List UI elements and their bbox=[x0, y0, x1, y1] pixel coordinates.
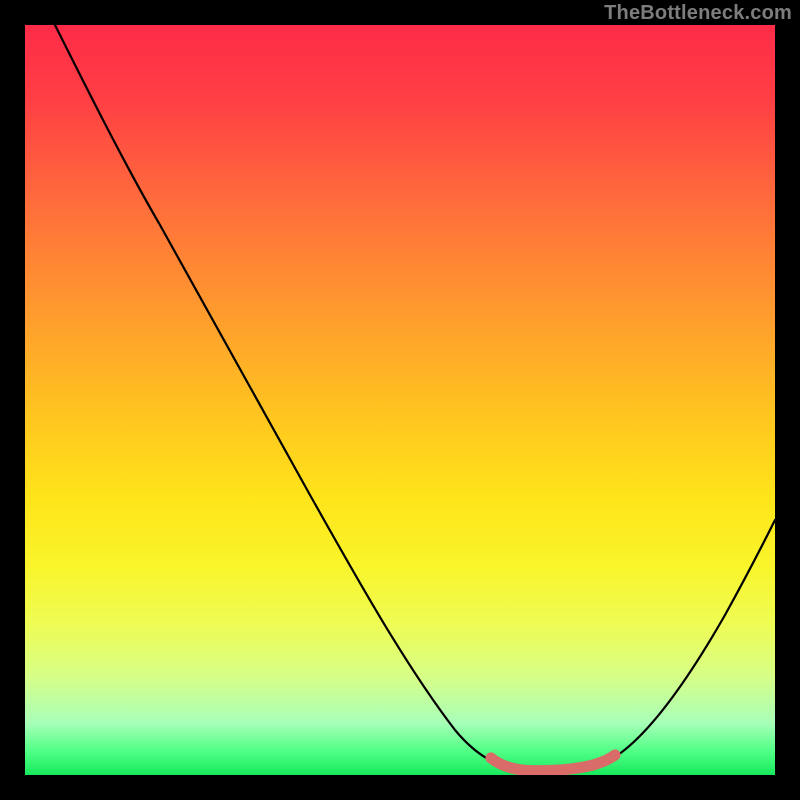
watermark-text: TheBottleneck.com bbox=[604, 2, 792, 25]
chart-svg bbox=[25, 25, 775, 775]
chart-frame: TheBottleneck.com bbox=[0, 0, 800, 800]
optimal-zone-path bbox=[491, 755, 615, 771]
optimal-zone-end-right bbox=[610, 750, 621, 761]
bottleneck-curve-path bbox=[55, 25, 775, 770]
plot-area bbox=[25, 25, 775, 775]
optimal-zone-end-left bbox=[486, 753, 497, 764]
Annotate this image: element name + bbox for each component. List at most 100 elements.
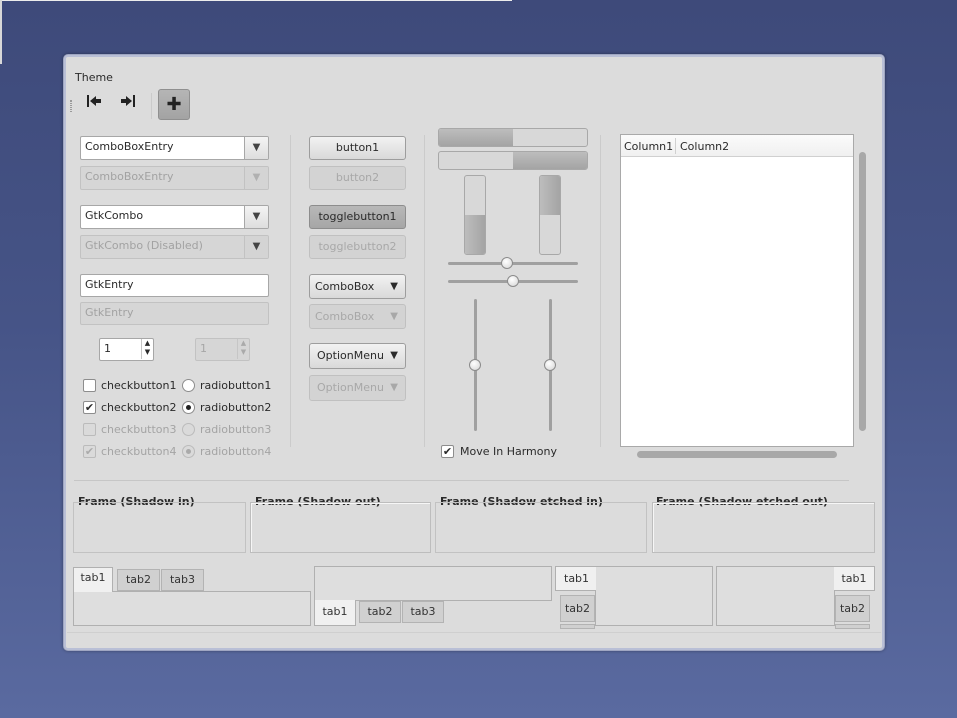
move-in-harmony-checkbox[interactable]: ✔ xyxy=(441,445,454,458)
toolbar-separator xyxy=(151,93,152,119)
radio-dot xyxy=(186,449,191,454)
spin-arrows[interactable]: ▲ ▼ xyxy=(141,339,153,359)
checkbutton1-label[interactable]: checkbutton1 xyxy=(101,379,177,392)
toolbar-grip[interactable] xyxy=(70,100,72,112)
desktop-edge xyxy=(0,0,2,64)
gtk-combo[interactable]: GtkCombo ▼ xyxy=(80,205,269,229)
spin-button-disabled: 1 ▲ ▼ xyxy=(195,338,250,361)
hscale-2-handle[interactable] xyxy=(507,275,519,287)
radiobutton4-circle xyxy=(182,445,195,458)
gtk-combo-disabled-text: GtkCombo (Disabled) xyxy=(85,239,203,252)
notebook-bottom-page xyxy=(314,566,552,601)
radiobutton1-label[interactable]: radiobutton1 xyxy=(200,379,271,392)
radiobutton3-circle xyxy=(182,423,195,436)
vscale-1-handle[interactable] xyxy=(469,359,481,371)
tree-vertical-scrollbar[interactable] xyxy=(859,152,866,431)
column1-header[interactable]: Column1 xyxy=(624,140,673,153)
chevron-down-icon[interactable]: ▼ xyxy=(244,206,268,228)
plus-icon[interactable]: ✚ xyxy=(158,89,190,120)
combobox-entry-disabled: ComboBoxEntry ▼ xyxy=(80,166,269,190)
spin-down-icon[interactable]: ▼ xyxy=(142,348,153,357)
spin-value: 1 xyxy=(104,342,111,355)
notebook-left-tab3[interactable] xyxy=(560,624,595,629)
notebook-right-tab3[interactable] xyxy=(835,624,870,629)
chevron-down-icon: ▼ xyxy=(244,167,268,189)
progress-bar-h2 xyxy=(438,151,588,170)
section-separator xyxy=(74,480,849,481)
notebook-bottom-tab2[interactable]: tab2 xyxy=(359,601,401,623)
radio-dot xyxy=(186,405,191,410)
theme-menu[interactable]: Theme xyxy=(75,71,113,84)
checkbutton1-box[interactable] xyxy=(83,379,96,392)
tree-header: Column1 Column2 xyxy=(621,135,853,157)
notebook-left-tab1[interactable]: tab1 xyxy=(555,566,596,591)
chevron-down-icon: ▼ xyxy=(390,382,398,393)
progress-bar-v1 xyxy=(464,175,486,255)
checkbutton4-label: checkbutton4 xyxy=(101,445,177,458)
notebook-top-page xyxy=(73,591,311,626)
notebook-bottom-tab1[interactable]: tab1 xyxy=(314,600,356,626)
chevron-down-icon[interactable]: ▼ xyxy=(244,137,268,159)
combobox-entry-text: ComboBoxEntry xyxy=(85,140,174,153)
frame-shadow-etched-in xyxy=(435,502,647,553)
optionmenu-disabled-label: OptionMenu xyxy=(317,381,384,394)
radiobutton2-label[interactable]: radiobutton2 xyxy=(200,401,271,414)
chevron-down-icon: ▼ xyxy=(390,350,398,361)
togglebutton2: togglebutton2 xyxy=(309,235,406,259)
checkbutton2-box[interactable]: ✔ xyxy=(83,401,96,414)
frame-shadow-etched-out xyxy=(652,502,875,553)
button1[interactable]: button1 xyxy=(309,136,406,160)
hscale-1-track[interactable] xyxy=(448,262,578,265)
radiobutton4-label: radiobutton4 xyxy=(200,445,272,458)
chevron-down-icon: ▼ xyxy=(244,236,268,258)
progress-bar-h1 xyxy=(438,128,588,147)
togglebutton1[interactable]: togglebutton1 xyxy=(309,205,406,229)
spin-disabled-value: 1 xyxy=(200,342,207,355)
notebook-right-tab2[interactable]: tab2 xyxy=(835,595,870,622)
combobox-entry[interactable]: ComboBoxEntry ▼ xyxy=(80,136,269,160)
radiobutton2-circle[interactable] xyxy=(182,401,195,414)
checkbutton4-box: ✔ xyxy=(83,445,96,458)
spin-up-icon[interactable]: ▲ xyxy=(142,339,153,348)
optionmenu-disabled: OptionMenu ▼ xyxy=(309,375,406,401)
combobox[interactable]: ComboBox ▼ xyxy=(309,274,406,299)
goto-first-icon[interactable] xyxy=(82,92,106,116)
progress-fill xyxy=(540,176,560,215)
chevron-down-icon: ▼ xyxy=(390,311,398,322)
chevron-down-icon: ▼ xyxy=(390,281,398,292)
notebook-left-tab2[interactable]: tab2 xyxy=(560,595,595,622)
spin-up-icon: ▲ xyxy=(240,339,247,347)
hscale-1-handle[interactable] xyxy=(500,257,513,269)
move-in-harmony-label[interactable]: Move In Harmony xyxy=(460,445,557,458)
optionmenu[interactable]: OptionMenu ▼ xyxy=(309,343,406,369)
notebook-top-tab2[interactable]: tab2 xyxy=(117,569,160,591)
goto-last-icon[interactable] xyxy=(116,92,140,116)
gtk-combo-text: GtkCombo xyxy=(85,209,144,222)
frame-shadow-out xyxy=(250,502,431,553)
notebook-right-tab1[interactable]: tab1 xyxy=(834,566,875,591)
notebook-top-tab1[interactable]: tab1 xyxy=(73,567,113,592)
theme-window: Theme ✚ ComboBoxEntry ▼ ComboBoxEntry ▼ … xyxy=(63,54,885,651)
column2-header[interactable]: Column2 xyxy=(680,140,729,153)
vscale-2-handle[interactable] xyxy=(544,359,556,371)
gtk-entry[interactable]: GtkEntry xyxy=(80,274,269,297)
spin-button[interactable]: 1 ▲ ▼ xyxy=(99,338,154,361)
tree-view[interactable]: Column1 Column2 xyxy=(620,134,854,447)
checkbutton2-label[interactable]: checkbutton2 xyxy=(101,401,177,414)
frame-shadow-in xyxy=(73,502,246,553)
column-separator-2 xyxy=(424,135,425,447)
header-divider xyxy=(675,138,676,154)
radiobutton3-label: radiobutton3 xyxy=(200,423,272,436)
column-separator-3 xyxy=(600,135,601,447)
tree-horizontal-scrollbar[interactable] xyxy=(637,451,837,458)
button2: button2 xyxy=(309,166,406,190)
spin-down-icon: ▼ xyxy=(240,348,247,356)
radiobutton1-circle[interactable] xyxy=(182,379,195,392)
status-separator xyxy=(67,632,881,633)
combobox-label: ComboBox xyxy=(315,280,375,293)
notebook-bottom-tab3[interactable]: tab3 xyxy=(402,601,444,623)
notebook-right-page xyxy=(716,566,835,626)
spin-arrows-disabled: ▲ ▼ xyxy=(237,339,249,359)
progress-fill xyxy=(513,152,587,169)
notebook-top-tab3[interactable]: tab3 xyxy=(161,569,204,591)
━━━━━━━━
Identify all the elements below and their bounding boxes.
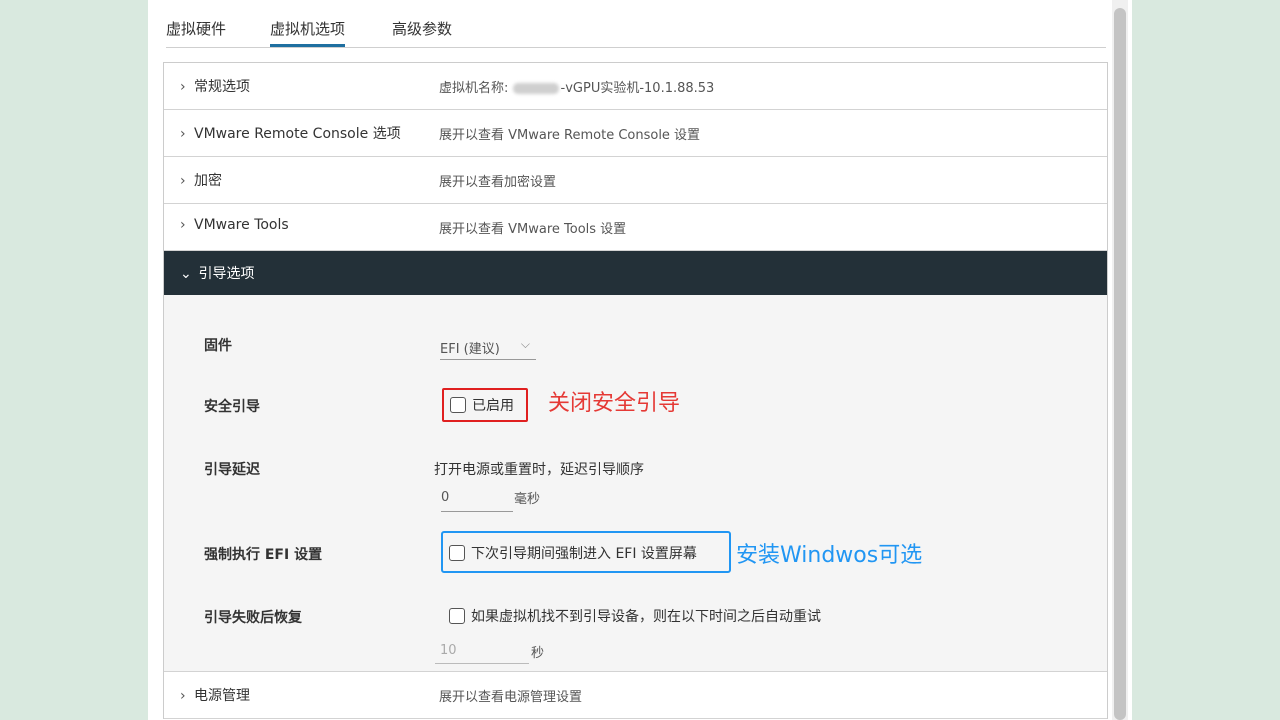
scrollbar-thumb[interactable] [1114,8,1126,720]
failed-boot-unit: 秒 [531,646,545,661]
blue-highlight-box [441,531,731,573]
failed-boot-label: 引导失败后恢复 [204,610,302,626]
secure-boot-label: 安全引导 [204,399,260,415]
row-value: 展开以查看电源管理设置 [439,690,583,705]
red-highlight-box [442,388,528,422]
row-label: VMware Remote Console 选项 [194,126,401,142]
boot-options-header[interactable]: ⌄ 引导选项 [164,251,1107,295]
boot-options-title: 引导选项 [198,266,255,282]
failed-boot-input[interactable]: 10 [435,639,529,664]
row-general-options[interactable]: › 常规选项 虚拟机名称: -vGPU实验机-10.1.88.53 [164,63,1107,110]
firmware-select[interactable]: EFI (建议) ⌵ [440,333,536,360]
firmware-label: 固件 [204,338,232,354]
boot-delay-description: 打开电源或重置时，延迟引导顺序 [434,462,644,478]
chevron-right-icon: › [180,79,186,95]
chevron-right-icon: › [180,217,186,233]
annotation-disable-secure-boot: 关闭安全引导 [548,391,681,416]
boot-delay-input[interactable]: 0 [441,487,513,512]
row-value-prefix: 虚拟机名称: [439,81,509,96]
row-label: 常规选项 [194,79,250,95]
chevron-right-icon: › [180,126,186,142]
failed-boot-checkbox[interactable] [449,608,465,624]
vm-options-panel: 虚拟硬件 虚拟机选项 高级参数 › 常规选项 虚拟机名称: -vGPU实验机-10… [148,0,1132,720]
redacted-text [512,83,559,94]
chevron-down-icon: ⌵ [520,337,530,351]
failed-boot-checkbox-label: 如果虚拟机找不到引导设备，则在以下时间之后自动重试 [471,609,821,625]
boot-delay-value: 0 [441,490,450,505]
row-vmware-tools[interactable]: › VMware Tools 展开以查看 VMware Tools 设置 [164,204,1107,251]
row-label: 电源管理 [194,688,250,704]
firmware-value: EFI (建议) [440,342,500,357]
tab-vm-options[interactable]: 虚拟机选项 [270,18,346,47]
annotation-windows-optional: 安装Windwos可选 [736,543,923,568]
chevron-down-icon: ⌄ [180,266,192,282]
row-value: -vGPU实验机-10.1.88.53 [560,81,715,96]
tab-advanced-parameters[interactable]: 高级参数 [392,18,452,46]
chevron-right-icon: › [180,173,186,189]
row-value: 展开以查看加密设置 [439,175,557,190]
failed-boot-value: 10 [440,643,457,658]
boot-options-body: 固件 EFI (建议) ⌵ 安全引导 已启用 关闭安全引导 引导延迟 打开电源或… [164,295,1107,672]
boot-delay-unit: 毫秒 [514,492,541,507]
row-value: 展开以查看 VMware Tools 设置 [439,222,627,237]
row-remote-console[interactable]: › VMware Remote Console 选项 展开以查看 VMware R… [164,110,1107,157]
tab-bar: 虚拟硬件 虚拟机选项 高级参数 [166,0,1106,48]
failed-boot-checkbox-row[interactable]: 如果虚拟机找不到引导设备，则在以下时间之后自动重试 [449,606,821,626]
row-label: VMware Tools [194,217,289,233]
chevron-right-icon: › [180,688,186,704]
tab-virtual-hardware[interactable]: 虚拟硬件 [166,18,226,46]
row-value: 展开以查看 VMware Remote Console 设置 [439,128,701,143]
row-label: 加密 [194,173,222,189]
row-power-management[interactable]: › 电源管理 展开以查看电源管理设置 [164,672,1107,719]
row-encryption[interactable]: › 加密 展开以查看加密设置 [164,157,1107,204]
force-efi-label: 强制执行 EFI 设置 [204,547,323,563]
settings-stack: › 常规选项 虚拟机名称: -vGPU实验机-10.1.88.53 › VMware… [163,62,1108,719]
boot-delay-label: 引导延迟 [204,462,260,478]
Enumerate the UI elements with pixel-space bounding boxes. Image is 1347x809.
━━━━━━━━
EXERCISE: Copy the records word for word, starting at the line that contains "move-in-harmony-checkbox[interactable]: ✔ xyxy=(441,445,454,458)" and ending at the line that contains "radiobutton3-circle xyxy=(182,423,195,436)", with both of those lines included.

ANSWER:
move-in-harmony-checkbox[interactable]: ✔ xyxy=(441,445,454,458)
toolbar-separator xyxy=(151,93,152,119)
radio-dot xyxy=(186,449,191,454)
spin-arrows[interactable]: ▲ ▼ xyxy=(141,339,153,359)
checkbutton1-label[interactable]: checkbutton1 xyxy=(101,379,177,392)
toolbar-grip[interactable] xyxy=(70,100,72,112)
desktop-edge xyxy=(0,0,2,64)
gtk-combo[interactable]: GtkCombo ▼ xyxy=(80,205,269,229)
spin-button-disabled: 1 ▲ ▼ xyxy=(195,338,250,361)
hscale-2-handle[interactable] xyxy=(507,275,519,287)
radiobutton4-circle xyxy=(182,445,195,458)
gtk-combo-disabled-text: GtkCombo (Disabled) xyxy=(85,239,203,252)
notebook-bottom-page xyxy=(314,566,552,601)
radiobutton1-label[interactable]: radiobutton1 xyxy=(200,379,271,392)
radiobutton3-circle xyxy=(182,423,195,436)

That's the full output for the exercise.